# [Provided data]
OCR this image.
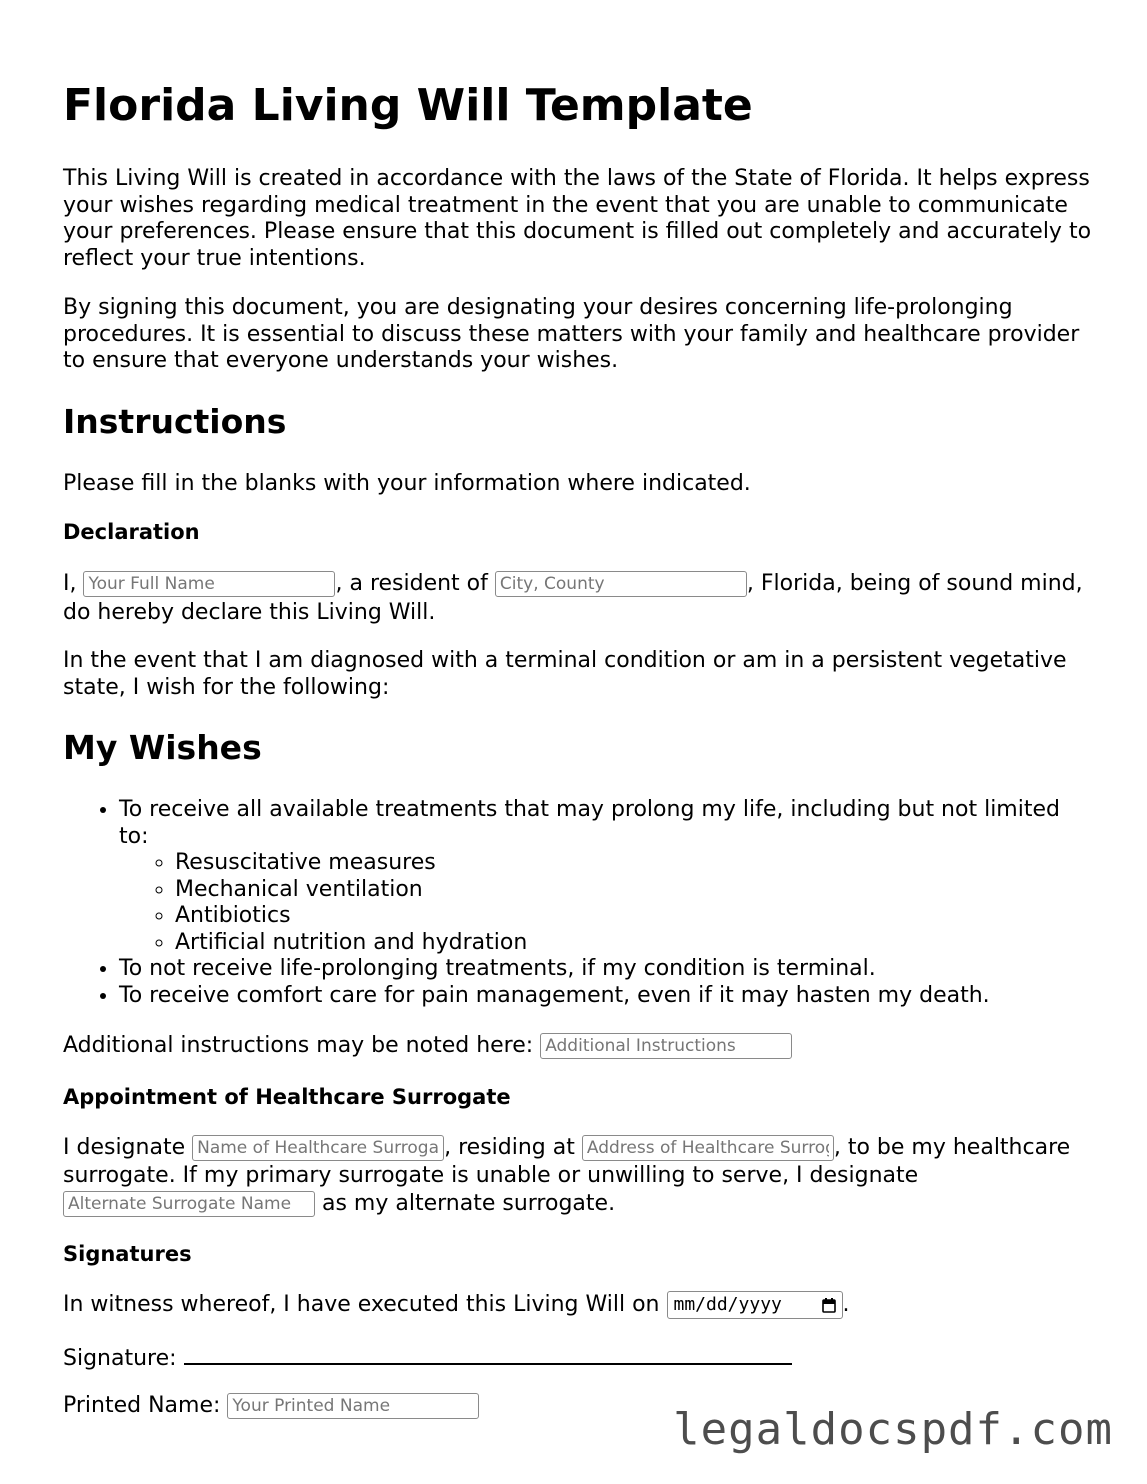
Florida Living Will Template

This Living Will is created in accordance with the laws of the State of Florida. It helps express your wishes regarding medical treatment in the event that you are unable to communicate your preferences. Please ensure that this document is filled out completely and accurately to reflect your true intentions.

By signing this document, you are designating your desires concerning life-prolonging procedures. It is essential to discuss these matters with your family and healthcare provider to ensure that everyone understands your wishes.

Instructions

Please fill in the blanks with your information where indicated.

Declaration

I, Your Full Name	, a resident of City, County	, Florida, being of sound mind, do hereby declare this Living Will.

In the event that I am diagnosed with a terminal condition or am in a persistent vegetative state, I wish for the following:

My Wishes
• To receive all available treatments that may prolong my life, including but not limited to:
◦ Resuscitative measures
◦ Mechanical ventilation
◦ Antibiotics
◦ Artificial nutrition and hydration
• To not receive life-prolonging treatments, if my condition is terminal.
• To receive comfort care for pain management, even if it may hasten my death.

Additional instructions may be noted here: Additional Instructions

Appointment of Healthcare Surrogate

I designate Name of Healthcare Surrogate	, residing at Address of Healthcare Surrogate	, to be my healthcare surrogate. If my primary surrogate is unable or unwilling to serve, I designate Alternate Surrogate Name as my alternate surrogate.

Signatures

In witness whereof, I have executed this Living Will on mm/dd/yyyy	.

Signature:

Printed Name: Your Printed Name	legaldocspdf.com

# [Task prompt]
Using the listing above, gather each line that holds the string "unable" and copy it.

# [Solution to this task]
This Living Will is created in accordance with the laws of the State of Florida. It helps express your wishes regarding medical treatment in the event that you are unable to communicate your preferences. Please ensure that this document is filled out completely and accurately to reflect your true intentions.
I designate Name of Healthcare Surrogate	, residing at Address of Healthcare Surrogate	, to be my healthcare surrogate. If my primary surrogate is unable or unwilling to serve, I designate Alternate Surrogate Name as my alternate surrogate.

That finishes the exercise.